## BEGIN TASK INPUTS

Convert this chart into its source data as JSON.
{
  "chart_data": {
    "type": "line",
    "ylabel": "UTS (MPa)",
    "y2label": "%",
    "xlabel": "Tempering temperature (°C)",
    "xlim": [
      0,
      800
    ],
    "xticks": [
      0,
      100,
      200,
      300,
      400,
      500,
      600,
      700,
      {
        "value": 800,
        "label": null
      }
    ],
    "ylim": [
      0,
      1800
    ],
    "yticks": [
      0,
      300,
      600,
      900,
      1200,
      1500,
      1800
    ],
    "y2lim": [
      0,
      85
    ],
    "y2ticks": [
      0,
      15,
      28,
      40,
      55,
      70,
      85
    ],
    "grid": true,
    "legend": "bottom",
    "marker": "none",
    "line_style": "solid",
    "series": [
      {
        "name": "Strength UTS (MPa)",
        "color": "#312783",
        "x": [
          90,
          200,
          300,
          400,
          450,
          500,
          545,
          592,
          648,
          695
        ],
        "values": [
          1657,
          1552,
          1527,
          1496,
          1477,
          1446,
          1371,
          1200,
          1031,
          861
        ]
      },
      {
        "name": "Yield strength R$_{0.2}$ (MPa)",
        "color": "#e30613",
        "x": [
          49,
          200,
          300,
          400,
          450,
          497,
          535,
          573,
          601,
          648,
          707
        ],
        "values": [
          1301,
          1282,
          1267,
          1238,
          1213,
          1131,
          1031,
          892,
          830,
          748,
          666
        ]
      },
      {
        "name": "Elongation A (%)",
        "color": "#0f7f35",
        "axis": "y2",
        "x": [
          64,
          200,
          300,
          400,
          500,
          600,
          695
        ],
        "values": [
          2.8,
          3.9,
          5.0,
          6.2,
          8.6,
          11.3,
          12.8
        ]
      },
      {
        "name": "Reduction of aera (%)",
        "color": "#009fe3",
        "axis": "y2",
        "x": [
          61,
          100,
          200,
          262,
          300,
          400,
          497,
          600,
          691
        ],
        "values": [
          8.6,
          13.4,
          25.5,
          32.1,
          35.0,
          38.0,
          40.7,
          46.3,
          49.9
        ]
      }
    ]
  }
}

## END TASK INPUTS

* **INSTRUCTIONS FOR THE TASK**: Faithfully transcribe the whole of the data.

* **PROBLEM SOLUTION**:
Convert this chart into its source data as JSON.
{
  "chart_data": {
    "type": "line",
    "ylabel": "UTS (MPa)",
    "y2label": "%",
    "xlabel": "Tempering temperature (°C)",
    "xlim": [
      0,
      800
    ],
    "xticks": [
      0,
      100,
      200,
      300,
      400,
      500,
      600,
      700,
      {
        "value": 800,
        "label": null
      }
    ],
    "ylim": [
      0,
      1800
    ],
    "yticks": [
      0,
      300,
      600,
      900,
      1200,
      1500,
      1800
    ],
    "y2lim": [
      0,
      85
    ],
    "y2ticks": [
      0,
      15,
      28,
      40,
      55,
      70,
      85
    ],
    "grid": true,
    "legend": "bottom",
    "marker": "none",
    "line_style": "solid",
    "series": [
      {
        "name": "Strength UTS (MPa)",
        "color": "#312783",
        "x": [
          90,
          200,
          300,
          400,
          450,
          500,
          545,
          592,
          648,
          695
        ],
        "values": [
          1657,
          1552,
          1527,
          1496,
          1477,
          1446,
          1371,
          1200,
          1031,
          861
        ]
      },
      {
        "name": "Yield strength R$_{0.2}$ (MPa)",
        "color": "#e30613",
        "x": [
          49,
          200,
          300,
          400,
          450,
          497,
          535,
          573,
          601,
          648,
          707
        ],
        "values": [
          1301,
          1282,
          1267,
          1238,
          1213,
          1131,
          1031,
          892,
          830,
          748,
          666
        ]
      },
      {
        "name": "Elongation A (%)",
        "color": "#0f7f35",
        "axis": "y2",
        "x": [
          64,
          200,
          300,
          400,
          500,
          600,
          695
        ],
        "values": [
          2.8,
          3.9,
          5.0,
          6.2,
          8.6,
          11.3,
          12.8
        ]
      },
      {
        "name": "Reduction of aera (%)",
        "color": "#009fe3",
        "axis": "y2",
        "x": [
          61,
          100,
          200,
          262,
          300,
          400,
          497,
          600,
          691
        ],
        "values": [
          8.6,
          13.4,
          25.5,
          32.1,
          35.0,
          38.0,
          40.7,
          46.3,
          49.9
        ]
      }
    ]
  }
}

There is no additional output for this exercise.